**Short task**
Your task is to print all of the data word for word.

**Records shown**
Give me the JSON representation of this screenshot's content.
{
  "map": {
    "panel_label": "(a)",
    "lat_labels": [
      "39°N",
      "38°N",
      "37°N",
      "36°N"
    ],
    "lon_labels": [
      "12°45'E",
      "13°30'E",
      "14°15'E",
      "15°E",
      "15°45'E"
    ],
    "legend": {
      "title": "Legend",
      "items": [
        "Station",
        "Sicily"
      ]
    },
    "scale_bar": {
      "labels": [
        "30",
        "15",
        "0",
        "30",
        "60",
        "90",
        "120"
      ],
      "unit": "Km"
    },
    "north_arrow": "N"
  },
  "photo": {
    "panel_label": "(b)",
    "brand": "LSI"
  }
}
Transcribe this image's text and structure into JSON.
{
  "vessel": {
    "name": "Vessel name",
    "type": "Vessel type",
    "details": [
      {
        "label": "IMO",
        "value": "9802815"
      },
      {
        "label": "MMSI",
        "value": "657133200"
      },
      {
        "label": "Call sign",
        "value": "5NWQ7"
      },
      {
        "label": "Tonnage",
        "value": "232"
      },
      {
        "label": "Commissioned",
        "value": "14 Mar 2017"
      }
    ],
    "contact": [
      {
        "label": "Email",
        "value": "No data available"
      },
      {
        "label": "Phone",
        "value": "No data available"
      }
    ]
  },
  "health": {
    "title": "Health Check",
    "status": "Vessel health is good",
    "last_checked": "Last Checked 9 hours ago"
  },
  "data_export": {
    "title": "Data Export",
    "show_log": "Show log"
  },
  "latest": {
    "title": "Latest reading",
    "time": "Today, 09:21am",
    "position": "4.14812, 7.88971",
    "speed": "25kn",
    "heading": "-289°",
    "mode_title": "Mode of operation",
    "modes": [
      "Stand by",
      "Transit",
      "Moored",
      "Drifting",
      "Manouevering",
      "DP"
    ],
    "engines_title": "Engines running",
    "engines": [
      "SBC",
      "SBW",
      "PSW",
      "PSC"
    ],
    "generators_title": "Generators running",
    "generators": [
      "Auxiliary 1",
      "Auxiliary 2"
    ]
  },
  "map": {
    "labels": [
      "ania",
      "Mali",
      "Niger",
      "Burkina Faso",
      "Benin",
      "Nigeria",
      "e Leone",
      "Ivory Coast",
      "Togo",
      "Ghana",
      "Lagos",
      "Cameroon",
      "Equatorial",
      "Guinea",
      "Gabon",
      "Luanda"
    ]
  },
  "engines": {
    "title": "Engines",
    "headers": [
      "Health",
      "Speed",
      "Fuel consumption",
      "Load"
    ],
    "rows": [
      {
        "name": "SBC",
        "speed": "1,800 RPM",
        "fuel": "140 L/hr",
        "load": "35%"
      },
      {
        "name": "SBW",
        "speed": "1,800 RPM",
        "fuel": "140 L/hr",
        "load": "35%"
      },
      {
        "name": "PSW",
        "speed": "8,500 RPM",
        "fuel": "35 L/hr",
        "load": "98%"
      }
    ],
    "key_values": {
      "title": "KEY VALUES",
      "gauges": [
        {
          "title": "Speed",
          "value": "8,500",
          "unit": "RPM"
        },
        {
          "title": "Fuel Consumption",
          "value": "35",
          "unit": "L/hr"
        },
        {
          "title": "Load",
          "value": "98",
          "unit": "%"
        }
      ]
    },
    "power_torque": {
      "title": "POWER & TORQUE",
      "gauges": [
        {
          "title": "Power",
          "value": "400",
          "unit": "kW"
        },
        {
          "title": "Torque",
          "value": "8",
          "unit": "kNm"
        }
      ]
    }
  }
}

**Worked solution**
Give me the JSON representation of this screenshot's content.
{
  "map": {
    "panel_label": "(a)",
    "lat_labels": [
      "39°N",
      "38°N",
      "37°N",
      "36°N"
    ],
    "lon_labels": [
      "12°45'E",
      "13°30'E",
      "14°15'E",
      "15°E",
      "15°45'E"
    ],
    "legend": {
      "title": "Legend",
      "items": [
        "Station",
        "Sicily"
      ]
    },
    "scale_bar": {
      "labels": [
        "30",
        "15",
        "0",
        "30",
        "60",
        "90",
        "120"
      ],
      "unit": "Km"
    },
    "north_arrow": "N"
  },
  "photo": {
    "panel_label": "(b)",
    "brand": "LSI"
  }
}
Transcribe this image's text and structure into JSON.
{
  "vessel": {
    "name": "Vessel name",
    "type": "Vessel type",
    "details": [
      {
        "label": "IMO",
        "value": "9802815"
      },
      {
        "label": "MMSI",
        "value": "657133200"
      },
      {
        "label": "Call sign",
        "value": "5NWQ7"
      },
      {
        "label": "Tonnage",
        "value": "232"
      },
      {
        "label": "Commissioned",
        "value": "14 Mar 2017"
      }
    ],
    "contact": [
      {
        "label": "Email",
        "value": "No data available"
      },
      {
        "label": "Phone",
        "value": "No data available"
      }
    ]
  },
  "health": {
    "title": "Health Check",
    "status": "Vessel health is good",
    "last_checked": "Last Checked 9 hours ago"
  },
  "data_export": {
    "title": "Data Export",
    "show_log": "Show log"
  },
  "latest": {
    "title": "Latest reading",
    "time": "Today, 09:21am",
    "position": "4.14812, 7.88971",
    "speed": "25kn",
    "heading": "-289°",
    "mode_title": "Mode of operation",
    "modes": [
      "Stand by",
      "Transit",
      "Moored",
      "Drifting",
      "Manouevering",
      "DP"
    ],
    "engines_title": "Engines running",
    "engines": [
      "SBC",
      "SBW",
      "PSW",
      "PSC"
    ],
    "generators_title": "Generators running",
    "generators": [
      "Auxiliary 1",
      "Auxiliary 2"
    ]
  },
  "map": {
    "labels": [
      "ania",
      "Mali",
      "Niger",
      "Burkina Faso",
      "Benin",
      "Nigeria",
      "e Leone",
      "Ivory Coast",
      "Togo",
      "Ghana",
      "Lagos",
      "Cameroon",
      "Equatorial",
      "Guinea",
      "Gabon",
      "Luanda"
    ]
  },
  "engines": {
    "title": "Engines",
    "headers": [
      "Health",
      "Speed",
      "Fuel consumption",
      "Load"
    ],
    "rows": [
      {
        "name": "SBC",
        "speed": "1,800 RPM",
        "fuel": "140 L/hr",
        "load": "35%"
      },
      {
        "name": "SBW",
        "speed": "1,800 RPM",
        "fuel": "140 L/hr",
        "load": "35%"
      },
      {
        "name": "PSW",
        "speed": "8,500 RPM",
        "fuel": "35 L/hr",
        "load": "98%"
      }
    ],
    "key_values": {
      "title": "KEY VALUES",
      "gauges": [
        {
          "title": "Speed",
          "value": "8,500",
          "unit": "RPM"
        },
        {
          "title": "Fuel Consumption",
          "value": "35",
          "unit": "L/hr"
        },
        {
          "title": "Load",
          "value": "98",
          "unit": "%"
        }
      ]
    },
    "power_torque": {
      "title": "POWER & TORQUE",
      "gauges": [
        {
          "title": "Power",
          "value": "400",
          "unit": "kW"
        },
        {
          "title": "Torque",
          "value": "8",
          "unit": "kNm"
        }
      ]
    }
  }
}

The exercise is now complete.